* **WHAT YOU HAVE TO DO**
Copy every line of the records below character for character, changing nothing.

----------

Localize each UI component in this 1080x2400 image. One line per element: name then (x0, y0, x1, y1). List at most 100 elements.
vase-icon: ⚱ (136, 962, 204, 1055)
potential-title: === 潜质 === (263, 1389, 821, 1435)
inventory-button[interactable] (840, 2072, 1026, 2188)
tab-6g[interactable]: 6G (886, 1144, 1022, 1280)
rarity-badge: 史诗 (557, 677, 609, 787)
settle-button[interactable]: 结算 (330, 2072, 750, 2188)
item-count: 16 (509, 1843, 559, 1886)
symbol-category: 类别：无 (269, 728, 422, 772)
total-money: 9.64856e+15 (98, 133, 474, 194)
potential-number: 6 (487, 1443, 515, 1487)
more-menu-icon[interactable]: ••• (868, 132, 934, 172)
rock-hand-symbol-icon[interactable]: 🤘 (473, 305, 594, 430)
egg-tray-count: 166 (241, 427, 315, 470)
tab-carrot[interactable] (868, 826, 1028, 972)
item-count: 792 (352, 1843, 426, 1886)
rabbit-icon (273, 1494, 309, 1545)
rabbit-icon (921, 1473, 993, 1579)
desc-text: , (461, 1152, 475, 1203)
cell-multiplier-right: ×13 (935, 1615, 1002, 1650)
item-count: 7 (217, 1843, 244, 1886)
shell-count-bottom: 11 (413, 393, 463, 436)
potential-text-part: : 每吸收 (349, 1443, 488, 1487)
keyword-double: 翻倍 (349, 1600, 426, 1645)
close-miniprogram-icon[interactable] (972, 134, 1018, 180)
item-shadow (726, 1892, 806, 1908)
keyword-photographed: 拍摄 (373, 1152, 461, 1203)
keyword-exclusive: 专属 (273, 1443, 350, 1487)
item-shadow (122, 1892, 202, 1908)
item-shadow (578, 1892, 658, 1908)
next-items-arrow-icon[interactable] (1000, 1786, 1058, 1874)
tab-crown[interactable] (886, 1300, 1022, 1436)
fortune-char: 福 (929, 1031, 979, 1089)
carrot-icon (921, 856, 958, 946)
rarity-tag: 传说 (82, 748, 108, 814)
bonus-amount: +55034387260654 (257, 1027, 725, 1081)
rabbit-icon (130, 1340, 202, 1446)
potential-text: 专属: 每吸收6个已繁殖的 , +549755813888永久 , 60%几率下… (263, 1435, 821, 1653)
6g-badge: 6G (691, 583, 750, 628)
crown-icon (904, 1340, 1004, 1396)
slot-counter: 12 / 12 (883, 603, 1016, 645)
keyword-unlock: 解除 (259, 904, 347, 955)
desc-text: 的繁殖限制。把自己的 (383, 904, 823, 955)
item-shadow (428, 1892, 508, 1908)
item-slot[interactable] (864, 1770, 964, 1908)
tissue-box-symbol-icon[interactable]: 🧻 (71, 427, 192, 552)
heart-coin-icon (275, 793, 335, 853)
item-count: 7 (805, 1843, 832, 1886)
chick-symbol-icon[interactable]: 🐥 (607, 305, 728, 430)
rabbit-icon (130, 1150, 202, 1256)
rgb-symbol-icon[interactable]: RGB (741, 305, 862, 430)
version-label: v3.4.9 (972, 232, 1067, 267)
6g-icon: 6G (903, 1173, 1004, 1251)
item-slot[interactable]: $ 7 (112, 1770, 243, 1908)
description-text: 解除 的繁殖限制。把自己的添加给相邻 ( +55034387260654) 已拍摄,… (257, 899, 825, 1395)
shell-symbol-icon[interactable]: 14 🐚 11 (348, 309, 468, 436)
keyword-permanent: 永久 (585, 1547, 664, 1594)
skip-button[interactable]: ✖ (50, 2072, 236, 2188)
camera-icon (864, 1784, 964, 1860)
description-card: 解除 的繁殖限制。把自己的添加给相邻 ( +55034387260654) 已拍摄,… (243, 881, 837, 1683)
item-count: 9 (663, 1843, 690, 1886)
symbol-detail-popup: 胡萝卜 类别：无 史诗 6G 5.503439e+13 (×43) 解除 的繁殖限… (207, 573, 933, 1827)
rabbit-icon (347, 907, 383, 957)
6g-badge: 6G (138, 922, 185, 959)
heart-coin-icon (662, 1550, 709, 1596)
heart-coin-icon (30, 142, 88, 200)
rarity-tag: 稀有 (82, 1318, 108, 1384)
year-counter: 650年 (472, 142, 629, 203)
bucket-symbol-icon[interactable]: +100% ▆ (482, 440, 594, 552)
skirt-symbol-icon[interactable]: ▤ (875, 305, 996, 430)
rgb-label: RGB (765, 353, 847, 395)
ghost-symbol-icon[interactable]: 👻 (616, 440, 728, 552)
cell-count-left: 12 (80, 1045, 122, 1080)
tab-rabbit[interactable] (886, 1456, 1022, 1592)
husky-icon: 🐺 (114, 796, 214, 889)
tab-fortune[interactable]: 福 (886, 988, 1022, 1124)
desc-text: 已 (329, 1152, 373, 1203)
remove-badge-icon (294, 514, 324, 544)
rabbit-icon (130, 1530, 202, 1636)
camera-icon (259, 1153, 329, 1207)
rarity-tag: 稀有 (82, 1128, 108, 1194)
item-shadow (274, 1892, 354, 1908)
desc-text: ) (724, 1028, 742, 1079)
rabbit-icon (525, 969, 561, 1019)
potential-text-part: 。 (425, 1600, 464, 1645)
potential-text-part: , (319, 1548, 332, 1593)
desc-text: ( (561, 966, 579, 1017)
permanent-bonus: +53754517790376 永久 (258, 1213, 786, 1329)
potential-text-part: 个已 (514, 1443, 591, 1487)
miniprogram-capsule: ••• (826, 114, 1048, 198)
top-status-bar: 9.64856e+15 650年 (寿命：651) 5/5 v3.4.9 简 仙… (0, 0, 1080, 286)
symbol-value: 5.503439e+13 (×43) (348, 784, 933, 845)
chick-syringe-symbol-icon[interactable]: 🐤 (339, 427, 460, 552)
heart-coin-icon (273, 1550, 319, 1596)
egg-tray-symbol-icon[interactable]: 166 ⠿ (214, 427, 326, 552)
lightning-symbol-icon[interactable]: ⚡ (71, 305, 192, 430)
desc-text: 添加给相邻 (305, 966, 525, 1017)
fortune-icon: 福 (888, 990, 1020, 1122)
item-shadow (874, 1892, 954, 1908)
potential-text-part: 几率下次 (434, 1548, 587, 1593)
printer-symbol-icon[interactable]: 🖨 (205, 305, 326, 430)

----------

* **CORRECT ANSWER**
Localize each UI component in this 1080x2400 image. One line per element: name then (x0, y0, x1, y1). List at most 100 elements.
vase-icon: ⚱ (136, 962, 204, 1055)
potential-title: === 潜质 === (263, 1389, 821, 1435)
inventory-button[interactable] (840, 2072, 1026, 2188)
tab-6g[interactable]: 6G (886, 1144, 1022, 1280)
rarity-badge: 史诗 (557, 677, 609, 787)
settle-button[interactable]: 结算 (330, 2072, 750, 2188)
item-count: 16 (509, 1843, 559, 1886)
symbol-category: 类别：无 (269, 728, 422, 772)
total-money: 9.64856e+15 (98, 133, 474, 194)
potential-number: 6 (487, 1443, 515, 1487)
more-menu-icon[interactable]: ••• (868, 132, 934, 172)
rock-hand-symbol-icon[interactable]: 🤘 (473, 305, 594, 430)
egg-tray-count: 166 (241, 427, 315, 470)
tab-carrot[interactable] (868, 826, 1028, 972)
item-count: 792 (352, 1843, 426, 1886)
rabbit-icon (273, 1494, 309, 1545)
rabbit-icon (921, 1473, 993, 1579)
desc-text: , (461, 1152, 475, 1203)
cell-multiplier-right: ×13 (935, 1615, 1002, 1650)
item-count: 7 (217, 1843, 244, 1886)
shell-count-bottom: 11 (413, 393, 463, 436)
potential-text-part: : 每吸收 (349, 1443, 488, 1487)
keyword-double: 翻倍 (349, 1600, 426, 1645)
close-miniprogram-icon[interactable] (972, 134, 1018, 180)
item-shadow (726, 1892, 806, 1908)
keyword-photographed: 拍摄 (373, 1152, 461, 1203)
keyword-exclusive: 专属 (273, 1443, 350, 1487)
item-shadow (122, 1892, 202, 1908)
item-shadow (578, 1892, 658, 1908)
next-items-arrow-icon[interactable] (1000, 1786, 1058, 1874)
tab-crown[interactable] (886, 1300, 1022, 1436)
fortune-char: 福 (929, 1031, 979, 1089)
carrot-icon (921, 856, 958, 946)
rarity-tag: 传说 (82, 748, 108, 814)
bonus-amount: +55034387260654 (257, 1027, 725, 1081)
rabbit-icon (130, 1340, 202, 1446)
potential-text: 专属: 每吸收6个已繁殖的 , +549755813888永久 , 60%几率下… (263, 1435, 821, 1653)
6g-badge: 6G (691, 583, 750, 628)
crown-icon (904, 1340, 1004, 1396)
slot-counter: 12 / 12 (883, 603, 1016, 645)
keyword-unlock: 解除 (259, 904, 347, 955)
desc-text: 的繁殖限制。把自己的 (383, 904, 823, 955)
item-shadow (428, 1892, 508, 1908)
item-slot[interactable] (864, 1770, 964, 1908)
tissue-box-symbol-icon[interactable]: 🧻 (71, 427, 192, 552)
heart-coin-icon (275, 793, 335, 853)
item-count: 7 (805, 1843, 832, 1886)
chick-symbol-icon[interactable]: 🐥 (607, 305, 728, 430)
rabbit-icon (130, 1150, 202, 1256)
rgb-symbol-icon[interactable]: RGB (741, 305, 862, 430)
version-label: v3.4.9 (972, 232, 1067, 267)
6g-icon: 6G (903, 1173, 1004, 1251)
item-slot[interactable]: $ 7 (112, 1770, 243, 1908)
description-text: 解除 的繁殖限制。把自己的添加给相邻 ( +55034387260654) 已拍摄,… (257, 899, 825, 1395)
shell-symbol-icon[interactable]: 14 🐚 11 (348, 309, 468, 436)
keyword-permanent: 永久 (585, 1547, 664, 1594)
skip-button[interactable]: ✖ (50, 2072, 236, 2188)
camera-icon (864, 1784, 964, 1860)
description-card: 解除 的繁殖限制。把自己的添加给相邻 ( +55034387260654) 已拍摄,… (243, 881, 837, 1683)
item-count: 9 (663, 1843, 690, 1886)
symbol-detail-popup: 胡萝卜 类别：无 史诗 6G 5.503439e+13 (×43) 解除 的繁殖限… (207, 573, 933, 1827)
rabbit-icon (347, 907, 383, 957)
6g-badge: 6G (138, 922, 185, 959)
heart-coin-icon (662, 1550, 709, 1596)
heart-coin-icon (30, 142, 88, 200)
rarity-tag: 稀有 (82, 1318, 108, 1384)
year-counter: 650年 (472, 142, 629, 203)
bucket-symbol-icon[interactable]: +100% ▆ (482, 440, 594, 552)
skirt-symbol-icon[interactable]: ▤ (875, 305, 996, 430)
rgb-label: RGB (765, 353, 847, 395)
ghost-symbol-icon[interactable]: 👻 (616, 440, 728, 552)
cell-count-left: 12 (80, 1045, 122, 1080)
tab-rabbit[interactable] (886, 1456, 1022, 1592)
husky-icon: 🐺 (114, 796, 214, 889)
tab-fortune[interactable]: 福 (886, 988, 1022, 1124)
desc-text: 已 (329, 1152, 373, 1203)
remove-badge-icon (294, 514, 324, 544)
rabbit-icon (130, 1530, 202, 1636)
camera-icon (259, 1153, 329, 1207)
rarity-tag: 稀有 (82, 1128, 108, 1194)
item-shadow (274, 1892, 354, 1908)
desc-text: ) (724, 1028, 742, 1079)
rabbit-icon (525, 969, 561, 1019)
potential-text-part: 。 (425, 1600, 464, 1645)
potential-text-part: , (319, 1548, 332, 1593)
desc-text: ( (561, 966, 579, 1017)
permanent-bonus: +53754517790376 永久 (258, 1213, 786, 1329)
potential-text-part: 个已 (514, 1443, 591, 1487)
miniprogram-capsule: ••• (826, 114, 1048, 198)
top-status-bar: 9.64856e+15 650年 (寿命：651) 5/5 v3.4.9 简 仙… (0, 0, 1080, 286)
symbol-value: 5.503439e+13 (×43) (348, 784, 933, 845)
chick-syringe-symbol-icon[interactable]: 🐤 (339, 427, 460, 552)
heart-coin-icon (273, 1550, 319, 1596)
egg-tray-symbol-icon[interactable]: 166 ⠿ (214, 427, 326, 552)
lightning-symbol-icon[interactable]: ⚡ (71, 305, 192, 430)
desc-text: 添加给相邻 (305, 966, 525, 1017)
fortune-icon: 福 (888, 990, 1020, 1122)
item-shadow (874, 1892, 954, 1908)
potential-text-part: 几率下次 (434, 1548, 587, 1593)
printer-symbol-icon[interactable]: 🖨 (205, 305, 326, 430)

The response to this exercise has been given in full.